- WHAT YOU SHOULD DO: Set down the full listing exactly as given. Any pictures are to be left out.

- Dataset items:
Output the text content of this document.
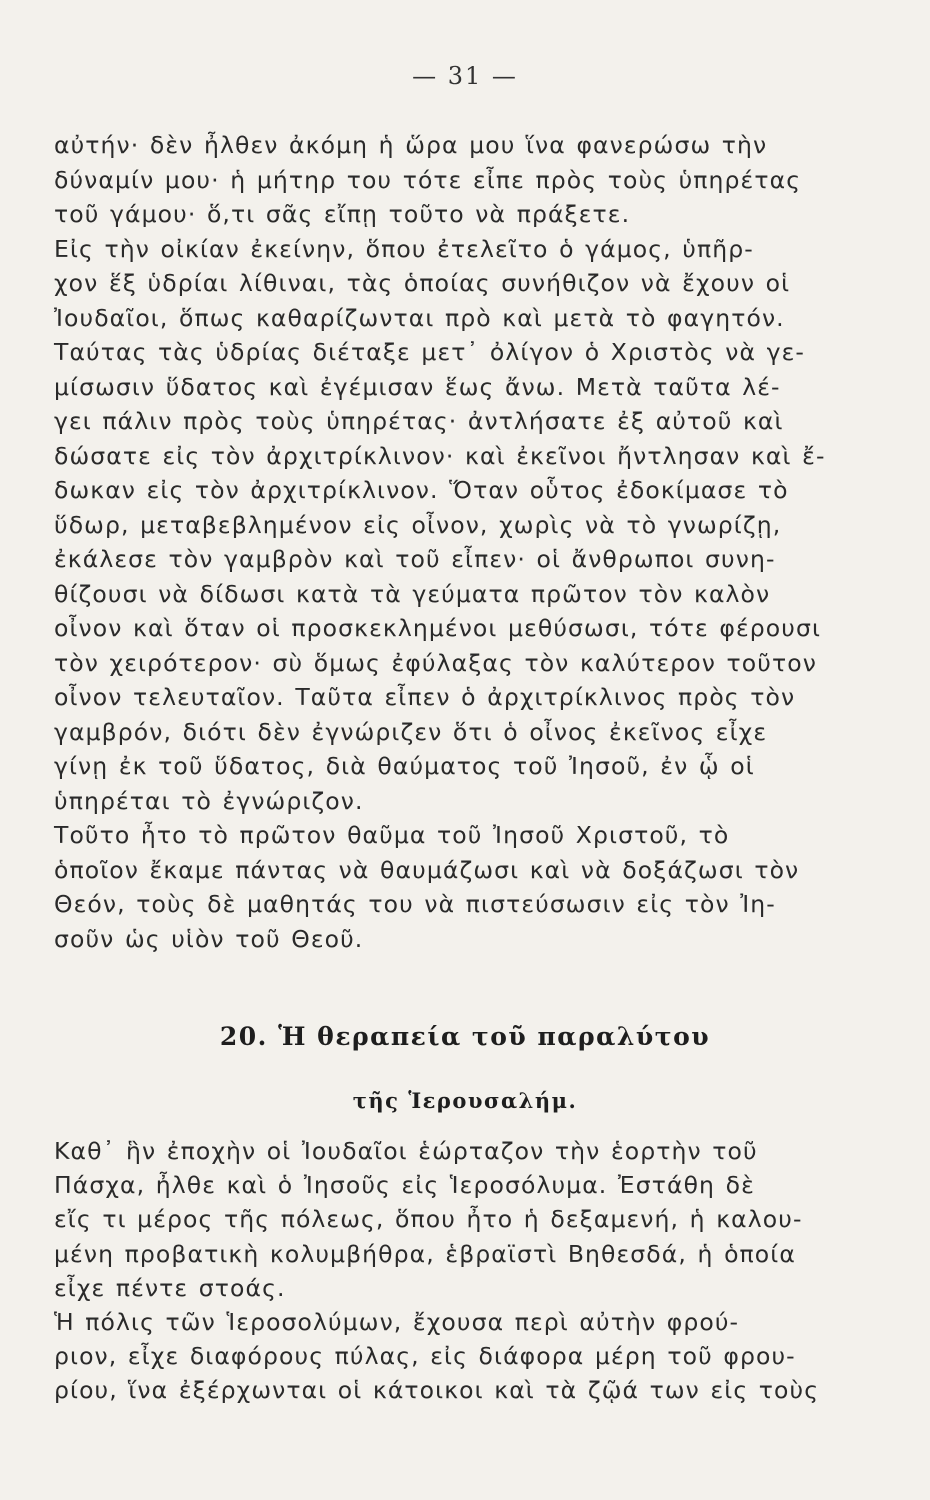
— 31 —
αὐτήν· δὲν ἦλθεν ἀκόμη ἡ ὥρα μου ἵνα φανερώσω τὴν
δύναμίν μου· ἡ μήτηρ του τότε εἶπε πρὸς τοὺς ὑπηρέτας
τοῦ γάμου· ὅ,τι σᾶς εἴπῃ τοῦτο νὰ πράξετε.
Εἰς τὴν οἰκίαν ἐκείνην, ὅπου ἐτελεῖτο ὁ γάμος, ὑπῆρ-
χον ἕξ ὑδρίαι λίθιναι, τὰς ὁποίας συνήθιζον νὰ ἔχουν οἱ
Ἰουδαῖοι, ὅπως καθαρίζωνται πρὸ καὶ μετὰ τὸ φαγητόν.
Ταύτας τὰς ὑδρίας διέταξε μετ᾽ ὀλίγον ὁ Χριστὸς νὰ γε-
μίσωσιν ὕδατος καὶ ἐγέμισαν ἕως ἄνω. Μετὰ ταῦτα λέ-
γει πάλιν πρὸς τοὺς ὑπηρέτας· ἀντλήσατε ἐξ αὐτοῦ καὶ
δώσατε εἰς τὸν ἀρχιτρίκλινον· καὶ ἐκεῖνοι ἤντλησαν καὶ ἔ-
δωκαν εἰς τὸν ἀρχιτρίκλινον. Ὅταν οὗτος ἐδοκίμασε τὸ
ὕδωρ, μεταβεβλημένον εἰς οἶνον, χωρὶς νὰ τὸ γνωρίζῃ,
ἐκάλεσε τὸν γαμβρὸν καὶ τοῦ εἶπεν· οἱ ἄνθρωποι συνη-
θίζουσι νὰ δίδωσι κατὰ τὰ γεύματα πρῶτον τὸν καλὸν
οἶνον καὶ ὅταν οἱ προσκεκλημένοι μεθύσωσι, τότε φέρουσι
τὸν χειρότερον· σὺ ὅμως ἐφύλαξας τὸν καλύτερον τοῦτον
οἶνον τελευταῖον. Ταῦτα εἶπεν ὁ ἀρχιτρίκλινος πρὸς τὸν
γαμβρόν, διότι δὲν ἐγνώριζεν ὅτι ὁ οἶνος ἐκεῖνος εἶχε
γίνῃ ἐκ τοῦ ὕδατος, διὰ θαύματος τοῦ Ἰησοῦ, ἐν ᾧ οἱ
ὑπηρέται τὸ ἐγνώριζον.
Τοῦτο ἦτο τὸ πρῶτον θαῦμα τοῦ Ἰησοῦ Χριστοῦ, τὸ
ὁποῖον ἔκαμε πάντας νὰ θαυμάζωσι καὶ νὰ δοξάζωσι τὸν
Θεόν, τοὺς δὲ μαθητάς του νὰ πιστεύσωσιν εἰς τὸν Ἰη-
σοῦν ὡς υἱὸν τοῦ Θεοῦ.
20. Ἡ θεραπεία τοῦ παραλύτου
τῆς Ἱερουσαλήμ.
Καθ᾽ ἣν ἐποχὴν οἱ Ἰουδαῖοι ἑώρταζον τὴν ἑορτὴν τοῦ
Πάσχα, ἦλθε καὶ ὁ Ἰησοῦς εἰς Ἱεροσόλυμα. Ἐστάθη δὲ
εἴς τι μέρος τῆς πόλεως, ὅπου ἦτο ἡ δεξαμενή, ἡ καλου-
μένη προβατικὴ κολυμβήθρα, ἑβραϊστὶ Βηθεσδά, ἡ ὁποία
εἶχε πέντε στοάς.
Ἡ πόλις τῶν Ἱεροσολύμων, ἔχουσα περὶ αὐτὴν φρού-
ριον, εἶχε διαφόρους πύλας, εἰς διάφορα μέρη τοῦ φρου-
ρίου, ἵνα ἐξέρχωνται οἱ κάτοικοι καὶ τὰ ζῷά των εἰς τοὺς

- RESPONSE FOR THIS EXERCISE:
Output the text content of this document.
— 31 —
αὐτήν· δὲν ἦλθεν ἀκόμη ἡ ὥρα μου ἵνα φανερώσω τὴν
δύναμίν μου· ἡ μήτηρ του τότε εἶπε πρὸς τοὺς ὑπηρέτας
τοῦ γάμου· ὅ,τι σᾶς εἴπῃ τοῦτο νὰ πράξετε.
Εἰς τὴν οἰκίαν ἐκείνην, ὅπου ἐτελεῖτο ὁ γάμος, ὑπῆρ-
χον ἕξ ὑδρίαι λίθιναι, τὰς ὁποίας συνήθιζον νὰ ἔχουν οἱ
Ἰουδαῖοι, ὅπως καθαρίζωνται πρὸ καὶ μετὰ τὸ φαγητόν.
Ταύτας τὰς ὑδρίας διέταξε μετ᾽ ὀλίγον ὁ Χριστὸς νὰ γε-
μίσωσιν ὕδατος καὶ ἐγέμισαν ἕως ἄνω. Μετὰ ταῦτα λέ-
γει πάλιν πρὸς τοὺς ὑπηρέτας· ἀντλήσατε ἐξ αὐτοῦ καὶ
δώσατε εἰς τὸν ἀρχιτρίκλινον· καὶ ἐκεῖνοι ἤντλησαν καὶ ἔ-
δωκαν εἰς τὸν ἀρχιτρίκλινον. Ὅταν οὗτος ἐδοκίμασε τὸ
ὕδωρ, μεταβεβλημένον εἰς οἶνον, χωρὶς νὰ τὸ γνωρίζῃ,
ἐκάλεσε τὸν γαμβρὸν καὶ τοῦ εἶπεν· οἱ ἄνθρωποι συνη-
θίζουσι νὰ δίδωσι κατὰ τὰ γεύματα πρῶτον τὸν καλὸν
οἶνον καὶ ὅταν οἱ προσκεκλημένοι μεθύσωσι, τότε φέρουσι
τὸν χειρότερον· σὺ ὅμως ἐφύλαξας τὸν καλύτερον τοῦτον
οἶνον τελευταῖον. Ταῦτα εἶπεν ὁ ἀρχιτρίκλινος πρὸς τὸν
γαμβρόν, διότι δὲν ἐγνώριζεν ὅτι ὁ οἶνος ἐκεῖνος εἶχε
γίνῃ ἐκ τοῦ ὕδατος, διὰ θαύματος τοῦ Ἰησοῦ, ἐν ᾧ οἱ
ὑπηρέται τὸ ἐγνώριζον.
Τοῦτο ἦτο τὸ πρῶτον θαῦμα τοῦ Ἰησοῦ Χριστοῦ, τὸ
ὁποῖον ἔκαμε πάντας νὰ θαυμάζωσι καὶ νὰ δοξάζωσι τὸν
Θεόν, τοὺς δὲ μαθητάς του νὰ πιστεύσωσιν εἰς τὸν Ἰη-
σοῦν ὡς υἱὸν τοῦ Θεοῦ.
20. Ἡ θεραπεία τοῦ παραλύτου
τῆς Ἱερουσαλήμ.
Καθ᾽ ἣν ἐποχὴν οἱ Ἰουδαῖοι ἑώρταζον τὴν ἑορτὴν τοῦ
Πάσχα, ἦλθε καὶ ὁ Ἰησοῦς εἰς Ἱεροσόλυμα. Ἐστάθη δὲ
εἴς τι μέρος τῆς πόλεως, ὅπου ἦτο ἡ δεξαμενή, ἡ καλου-
μένη προβατικὴ κολυμβήθρα, ἑβραϊστὶ Βηθεσδά, ἡ ὁποία
εἶχε πέντε στοάς.
Ἡ πόλις τῶν Ἱεροσολύμων, ἔχουσα περὶ αὐτὴν φρού-
ριον, εἶχε διαφόρους πύλας, εἰς διάφορα μέρη τοῦ φρου-
ρίου, ἵνα ἐξέρχωνται οἱ κάτοικοι καὶ τὰ ζῷά των εἰς τοὺς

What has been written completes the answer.